The deans of 150 law schools, including all three in Oklahoma, have written a letter to the American Bar Association (ABA) asking the organization to require “every law school provide training and education around bias, cultural competence, and anti-racism.” These politically loaded terms are left undefined in the letter, but given the terminology, almost surely refer to the newest school of critical race theory, most prominently expounded by professor Ibram X. Kendi in his best-selling manifesto, How to Be an Anti-Racist. Most Americans would find Kendi’s views distinctly at odds with their own definition of racial equality. Most of us consider Martin Luther King, Jr.’s dream of a society in which people are judged not by the color of their skin but by the content of their character as the aspirational ideal. Not critical race theory and “anti-racism.” As articulated by Kendi:
Since the 1960s, racist power has commandeered the term “racial discrimination,” transforming the act of discriminating on the basis of race into an inherently racist act. But if racial discrimination is defined as treating, considering, or making a distinction in favor or against an individual based on that person’s race, then racial discrimination is not inherently racist. The defining question is whether the discrimination is creating equity or inequity. If discrimination is creating equity, then it is antiracist. If discrimination is creating inequity, then it is racist.

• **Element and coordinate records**
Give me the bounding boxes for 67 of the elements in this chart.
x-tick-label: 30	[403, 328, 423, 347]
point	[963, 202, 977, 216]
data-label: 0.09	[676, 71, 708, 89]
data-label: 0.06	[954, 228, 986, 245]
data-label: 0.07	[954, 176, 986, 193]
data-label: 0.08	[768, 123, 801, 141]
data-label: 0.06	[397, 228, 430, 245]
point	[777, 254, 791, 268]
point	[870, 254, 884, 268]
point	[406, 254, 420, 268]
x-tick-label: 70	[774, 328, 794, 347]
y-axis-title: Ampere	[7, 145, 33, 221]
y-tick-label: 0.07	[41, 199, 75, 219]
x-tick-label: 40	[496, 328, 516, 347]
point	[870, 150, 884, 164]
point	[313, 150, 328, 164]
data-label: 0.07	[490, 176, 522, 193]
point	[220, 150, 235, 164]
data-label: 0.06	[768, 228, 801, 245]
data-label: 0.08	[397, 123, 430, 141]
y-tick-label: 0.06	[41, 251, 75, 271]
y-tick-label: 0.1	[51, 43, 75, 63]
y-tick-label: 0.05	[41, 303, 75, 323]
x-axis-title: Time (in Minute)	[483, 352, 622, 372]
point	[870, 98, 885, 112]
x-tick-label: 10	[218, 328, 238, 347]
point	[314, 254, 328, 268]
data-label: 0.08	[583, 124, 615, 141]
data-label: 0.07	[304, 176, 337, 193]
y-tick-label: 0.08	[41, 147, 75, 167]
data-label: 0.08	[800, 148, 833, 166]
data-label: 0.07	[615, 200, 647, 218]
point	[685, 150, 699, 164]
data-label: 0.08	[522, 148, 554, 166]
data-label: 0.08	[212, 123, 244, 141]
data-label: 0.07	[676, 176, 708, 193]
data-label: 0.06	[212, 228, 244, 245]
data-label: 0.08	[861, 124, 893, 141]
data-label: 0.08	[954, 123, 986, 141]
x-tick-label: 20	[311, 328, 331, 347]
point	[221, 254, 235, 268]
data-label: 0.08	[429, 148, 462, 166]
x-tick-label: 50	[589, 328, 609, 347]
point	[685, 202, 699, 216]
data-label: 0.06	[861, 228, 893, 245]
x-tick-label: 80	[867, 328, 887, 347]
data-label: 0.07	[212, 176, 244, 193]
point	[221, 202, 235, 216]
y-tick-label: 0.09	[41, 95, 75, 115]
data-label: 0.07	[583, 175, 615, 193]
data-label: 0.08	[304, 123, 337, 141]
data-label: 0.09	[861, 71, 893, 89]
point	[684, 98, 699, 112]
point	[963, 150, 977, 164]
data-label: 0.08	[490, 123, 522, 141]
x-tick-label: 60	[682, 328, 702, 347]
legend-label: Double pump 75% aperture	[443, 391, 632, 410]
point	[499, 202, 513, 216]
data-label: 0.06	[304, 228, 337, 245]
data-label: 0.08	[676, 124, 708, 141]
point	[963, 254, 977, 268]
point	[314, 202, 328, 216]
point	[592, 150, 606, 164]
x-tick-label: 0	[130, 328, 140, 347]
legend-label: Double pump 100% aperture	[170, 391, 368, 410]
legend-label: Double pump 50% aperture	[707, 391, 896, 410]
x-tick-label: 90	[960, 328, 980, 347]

• **TASK OBJECTIVE**
List every topic that the passage about the law school deans' letter says the deans want the American Bar Association to require law schools to provide training and education around.

• **TASK RESULT**
bias, cultural competence, anti-racism